- What is required
Pull every line containing "внутренних" out of the material below.

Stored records
— BEGIN —

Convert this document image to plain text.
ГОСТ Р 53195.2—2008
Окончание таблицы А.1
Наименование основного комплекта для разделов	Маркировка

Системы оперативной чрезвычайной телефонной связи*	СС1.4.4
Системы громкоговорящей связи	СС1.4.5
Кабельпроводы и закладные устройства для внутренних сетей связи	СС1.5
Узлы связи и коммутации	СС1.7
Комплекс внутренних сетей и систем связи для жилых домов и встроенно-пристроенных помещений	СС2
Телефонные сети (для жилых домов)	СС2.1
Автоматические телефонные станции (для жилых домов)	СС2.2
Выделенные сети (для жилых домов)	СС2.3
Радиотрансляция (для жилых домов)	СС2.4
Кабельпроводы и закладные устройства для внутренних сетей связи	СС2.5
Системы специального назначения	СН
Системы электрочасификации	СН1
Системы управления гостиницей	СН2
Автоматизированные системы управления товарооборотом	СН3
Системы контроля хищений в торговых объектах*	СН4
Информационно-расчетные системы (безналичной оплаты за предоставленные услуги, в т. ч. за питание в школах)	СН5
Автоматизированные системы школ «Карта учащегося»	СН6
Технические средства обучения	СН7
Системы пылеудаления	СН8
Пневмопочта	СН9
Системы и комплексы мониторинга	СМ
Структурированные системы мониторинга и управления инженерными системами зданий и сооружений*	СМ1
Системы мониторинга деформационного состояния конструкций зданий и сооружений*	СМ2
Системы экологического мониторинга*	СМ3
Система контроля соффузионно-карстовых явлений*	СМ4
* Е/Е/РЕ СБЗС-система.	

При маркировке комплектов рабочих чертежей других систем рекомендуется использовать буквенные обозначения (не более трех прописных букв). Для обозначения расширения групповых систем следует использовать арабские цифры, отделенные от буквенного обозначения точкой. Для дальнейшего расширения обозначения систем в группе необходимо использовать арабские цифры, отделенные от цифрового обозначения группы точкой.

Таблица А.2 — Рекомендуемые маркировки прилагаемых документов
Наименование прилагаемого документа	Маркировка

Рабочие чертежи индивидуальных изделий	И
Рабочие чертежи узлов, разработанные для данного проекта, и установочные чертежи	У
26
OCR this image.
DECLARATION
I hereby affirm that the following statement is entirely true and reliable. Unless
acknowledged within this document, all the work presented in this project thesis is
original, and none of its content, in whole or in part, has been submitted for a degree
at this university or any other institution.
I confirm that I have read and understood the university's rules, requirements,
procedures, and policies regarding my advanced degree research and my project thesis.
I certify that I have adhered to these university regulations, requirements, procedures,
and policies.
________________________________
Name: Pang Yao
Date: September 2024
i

— END —

- Full output
Кабельпроводы и закладные устройства для внутренних сетей связи	СС1.5
Комплекс внутренних сетей и систем связи для жилых домов и встроенно-пристроенных помещений	СС2
Кабельпроводы и закладные устройства для внутренних сетей связи	СС2.5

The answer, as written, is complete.